Excerto fornecido =
⟨
Vince. Boas teorias. Penso que a 1ª é a mais provável e nos próximos dias vamos ter surpresas na costa norte da ilha. 

Um pouco mais a sério, eu também nunca tinha pensado desse prisma. Mas lá que à primeira vista parece um rasto de fumo com "splash" na água lá isso parece. É claro que o facto do fumo não se dispersar e o splash ser contínuo suscitaria mais algumas dúvidas...

Entretanto, das duas uma, ou este tipo de fenómeno está-se a tornar mais recorrente na Madeira, ou existem mais possibilidade de fazer registos fotográficos e de vídeo para mostrar aos que não viram. O que acham? E desculpem a pergunta ignorante mas...a tromba de água pode chegar a terra, certo? E tem um efeito semelhante ao de um tornado? Ou o facto de ser "tromba de água" significa que se desfaz antes de chegar a terra?


----------



## Vince (23 Nov 2008 às 12:06)

Hawk disse:


> Um pouco mais a sério, eu também nunca tinha pensado desse prisma. Mas lá que à primeira vista parece um rasto de fumo com "splash" na água lá isso parece. É claro que o facto do fumo não se dispersar e o splash ser contínuo suscitaria mais algumas dúvidas...



Sim, é essa a parte mais estranha. Mas suponho que seja aí que entre o "Ovni" na história  Se fosse uma coisa momentânea presumo que falariam em queda de um avião ou outra coisa na água. Como a coisa provavelmente se manteve em queda contínua "congelada" no tempo, veio o OVNI inexplicável 



Hawk disse:


> Entretanto, das duas uma, ou este tipo de fenómeno está-se a tornar mais recorrente na Madeira, ou existem mais possibilidade de fazer registos fotográficos e de vídeo para mostrar aos que não viram. O que acham?



Já havia uns quantos registos de tombas aqui no forum da Madeira, e dado o tamanho da ilha, suponho que seja um fenónomo bastante regular. Como a ilha é muito alta e abrupta devem ocorrer ocorrer determinados fenómenos de convergência do vento favoráveis à sua ocorrência.
Mas sobre esse assunto o Rog contou uma coisa engraçada. Na anterior tromba ele falou com uma senhora já com alguma idade e ela falou da tromba como uma coisa sem interesse e banal, qualquer coisa do tipo, "ahh, aquele funil" que de vez em quando aparece.
⟩
Reproduza fielmente o excerto sobre a tromba de água na Madeira, desde "Mas sobre esse" até "em quando aparece.".

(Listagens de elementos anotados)
⟨
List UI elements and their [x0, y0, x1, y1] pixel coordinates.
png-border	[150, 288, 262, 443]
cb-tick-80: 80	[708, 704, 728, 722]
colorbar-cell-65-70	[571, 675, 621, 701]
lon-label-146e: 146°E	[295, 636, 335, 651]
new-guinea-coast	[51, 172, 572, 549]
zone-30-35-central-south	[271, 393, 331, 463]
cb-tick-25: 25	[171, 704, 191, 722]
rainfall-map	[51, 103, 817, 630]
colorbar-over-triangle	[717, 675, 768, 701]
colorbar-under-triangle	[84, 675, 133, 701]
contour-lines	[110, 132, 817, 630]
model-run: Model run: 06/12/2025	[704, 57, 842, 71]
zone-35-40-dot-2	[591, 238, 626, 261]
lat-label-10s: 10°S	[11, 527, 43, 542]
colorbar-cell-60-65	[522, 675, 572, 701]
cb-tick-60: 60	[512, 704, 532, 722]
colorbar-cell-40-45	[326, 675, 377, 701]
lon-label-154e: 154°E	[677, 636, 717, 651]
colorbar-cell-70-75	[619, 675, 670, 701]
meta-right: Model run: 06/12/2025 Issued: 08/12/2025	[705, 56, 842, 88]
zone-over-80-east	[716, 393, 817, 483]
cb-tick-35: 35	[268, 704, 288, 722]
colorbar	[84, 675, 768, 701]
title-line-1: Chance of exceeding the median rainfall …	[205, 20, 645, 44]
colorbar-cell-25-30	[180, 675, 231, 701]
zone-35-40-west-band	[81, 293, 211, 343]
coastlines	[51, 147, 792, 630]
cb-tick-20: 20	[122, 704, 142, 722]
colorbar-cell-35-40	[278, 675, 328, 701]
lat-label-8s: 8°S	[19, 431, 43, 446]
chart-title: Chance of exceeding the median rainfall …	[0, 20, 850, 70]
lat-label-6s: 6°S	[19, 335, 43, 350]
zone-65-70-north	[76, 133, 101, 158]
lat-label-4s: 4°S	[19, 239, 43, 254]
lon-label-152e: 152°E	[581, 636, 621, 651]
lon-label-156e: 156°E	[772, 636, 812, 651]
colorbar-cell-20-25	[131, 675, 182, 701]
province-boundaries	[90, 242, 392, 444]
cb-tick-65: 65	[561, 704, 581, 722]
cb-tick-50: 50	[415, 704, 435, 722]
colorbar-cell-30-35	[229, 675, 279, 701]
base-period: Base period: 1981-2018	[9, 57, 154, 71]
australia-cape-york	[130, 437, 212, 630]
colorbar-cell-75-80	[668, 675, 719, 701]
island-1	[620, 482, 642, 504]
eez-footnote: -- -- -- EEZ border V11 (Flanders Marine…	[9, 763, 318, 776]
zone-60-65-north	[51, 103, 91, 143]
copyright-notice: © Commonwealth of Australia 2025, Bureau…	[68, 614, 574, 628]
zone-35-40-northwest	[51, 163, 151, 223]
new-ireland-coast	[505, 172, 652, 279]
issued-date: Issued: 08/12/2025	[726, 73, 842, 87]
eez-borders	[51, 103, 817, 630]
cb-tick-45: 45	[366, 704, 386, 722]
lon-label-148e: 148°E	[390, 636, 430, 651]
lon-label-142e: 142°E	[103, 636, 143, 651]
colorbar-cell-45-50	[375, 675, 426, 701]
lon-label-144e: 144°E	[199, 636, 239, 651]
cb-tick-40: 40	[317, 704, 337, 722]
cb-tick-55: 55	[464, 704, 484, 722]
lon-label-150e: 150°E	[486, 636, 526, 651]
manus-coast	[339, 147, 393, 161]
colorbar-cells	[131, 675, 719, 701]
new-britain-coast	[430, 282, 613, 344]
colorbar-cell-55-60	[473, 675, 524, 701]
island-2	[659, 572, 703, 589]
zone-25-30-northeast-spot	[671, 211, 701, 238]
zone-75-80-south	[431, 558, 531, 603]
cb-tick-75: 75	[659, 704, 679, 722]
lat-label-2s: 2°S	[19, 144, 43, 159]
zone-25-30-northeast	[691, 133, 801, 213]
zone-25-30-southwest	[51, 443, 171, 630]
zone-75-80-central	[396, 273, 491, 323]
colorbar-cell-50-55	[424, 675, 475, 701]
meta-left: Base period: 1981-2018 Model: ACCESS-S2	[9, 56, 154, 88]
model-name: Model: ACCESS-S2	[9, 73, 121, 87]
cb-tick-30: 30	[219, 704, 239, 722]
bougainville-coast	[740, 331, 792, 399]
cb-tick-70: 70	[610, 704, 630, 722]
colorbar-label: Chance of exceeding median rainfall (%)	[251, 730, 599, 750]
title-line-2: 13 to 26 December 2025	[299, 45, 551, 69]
⟩
Resultado correto =
Mas sobre esse assunto o Rog contou uma coisa engraçada. Na anterior tromba ele falou com uma senhora já com alguma idade e ela falou da tromba como uma coisa sem interesse e banal, qualquer coisa do tipo, "ahh, aquele funil" que de vez em quando aparece.